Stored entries
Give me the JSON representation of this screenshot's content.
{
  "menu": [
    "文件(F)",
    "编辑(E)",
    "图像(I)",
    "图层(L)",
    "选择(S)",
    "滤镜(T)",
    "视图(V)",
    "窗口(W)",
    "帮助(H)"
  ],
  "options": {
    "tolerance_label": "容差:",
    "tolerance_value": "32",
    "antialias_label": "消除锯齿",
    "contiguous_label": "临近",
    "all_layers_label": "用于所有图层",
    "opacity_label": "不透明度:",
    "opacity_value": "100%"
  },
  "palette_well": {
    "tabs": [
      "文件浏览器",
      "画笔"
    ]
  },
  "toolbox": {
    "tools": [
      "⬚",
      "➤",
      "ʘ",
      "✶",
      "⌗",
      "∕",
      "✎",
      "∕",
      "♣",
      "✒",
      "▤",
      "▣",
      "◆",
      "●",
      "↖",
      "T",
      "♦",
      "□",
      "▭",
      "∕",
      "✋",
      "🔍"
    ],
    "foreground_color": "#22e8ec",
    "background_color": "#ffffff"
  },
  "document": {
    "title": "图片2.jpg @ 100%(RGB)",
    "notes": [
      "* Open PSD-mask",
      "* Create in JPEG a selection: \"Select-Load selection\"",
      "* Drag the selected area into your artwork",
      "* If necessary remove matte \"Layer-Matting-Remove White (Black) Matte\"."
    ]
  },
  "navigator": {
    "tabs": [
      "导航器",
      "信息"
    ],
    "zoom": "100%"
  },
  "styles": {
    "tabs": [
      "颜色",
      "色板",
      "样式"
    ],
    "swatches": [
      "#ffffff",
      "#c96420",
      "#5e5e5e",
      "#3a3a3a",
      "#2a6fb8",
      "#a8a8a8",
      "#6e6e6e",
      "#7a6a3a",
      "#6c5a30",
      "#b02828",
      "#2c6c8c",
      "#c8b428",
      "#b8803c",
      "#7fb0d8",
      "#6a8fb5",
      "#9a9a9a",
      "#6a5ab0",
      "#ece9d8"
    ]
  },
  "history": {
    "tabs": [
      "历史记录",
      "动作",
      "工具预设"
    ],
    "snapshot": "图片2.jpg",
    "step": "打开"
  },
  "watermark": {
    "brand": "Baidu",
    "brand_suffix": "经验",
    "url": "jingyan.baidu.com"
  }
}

Problem to solve :: Reproduce the data in full, exactly as presented.

Output below ::
Give me the JSON representation of this screenshot's content.
{
  "menu": [
    "文件(F)",
    "编辑(E)",
    "图像(I)",
    "图层(L)",
    "选择(S)",
    "滤镜(T)",
    "视图(V)",
    "窗口(W)",
    "帮助(H)"
  ],
  "options": {
    "tolerance_label": "容差:",
    "tolerance_value": "32",
    "antialias_label": "消除锯齿",
    "contiguous_label": "临近",
    "all_layers_label": "用于所有图层",
    "opacity_label": "不透明度:",
    "opacity_value": "100%"
  },
  "palette_well": {
    "tabs": [
      "文件浏览器",
      "画笔"
    ]
  },
  "toolbox": {
    "tools": [
      "⬚",
      "➤",
      "ʘ",
      "✶",
      "⌗",
      "∕",
      "✎",
      "∕",
      "♣",
      "✒",
      "▤",
      "▣",
      "◆",
      "●",
      "↖",
      "T",
      "♦",
      "□",
      "▭",
      "∕",
      "✋",
      "🔍"
    ],
    "foreground_color": "#22e8ec",
    "background_color": "#ffffff"
  },
  "document": {
    "title": "图片2.jpg @ 100%(RGB)",
    "notes": [
      "* Open PSD-mask",
      "* Create in JPEG a selection: \"Select-Load selection\"",
      "* Drag the selected area into your artwork",
      "* If necessary remove matte \"Layer-Matting-Remove White (Black) Matte\"."
    ]
  },
  "navigator": {
    "tabs": [
      "导航器",
      "信息"
    ],
    "zoom": "100%"
  },
  "styles": {
    "tabs": [
      "颜色",
      "色板",
      "样式"
    ],
    "swatches": [
      "#ffffff",
      "#c96420",
      "#5e5e5e",
      "#3a3a3a",
      "#2a6fb8",
      "#a8a8a8",
      "#6e6e6e",
      "#7a6a3a",
      "#6c5a30",
      "#b02828",
      "#2c6c8c",
      "#c8b428",
      "#b8803c",
      "#7fb0d8",
      "#6a8fb5",
      "#9a9a9a",
      "#6a5ab0",
      "#ece9d8"
    ]
  },
  "history": {
    "tabs": [
      "历史记录",
      "动作",
      "工具预设"
    ],
    "snapshot": "图片2.jpg",
    "step": "打开"
  },
  "watermark": {
    "brand": "Baidu",
    "brand_suffix": "经验",
    "url": "jingyan.baidu.com"
  }
}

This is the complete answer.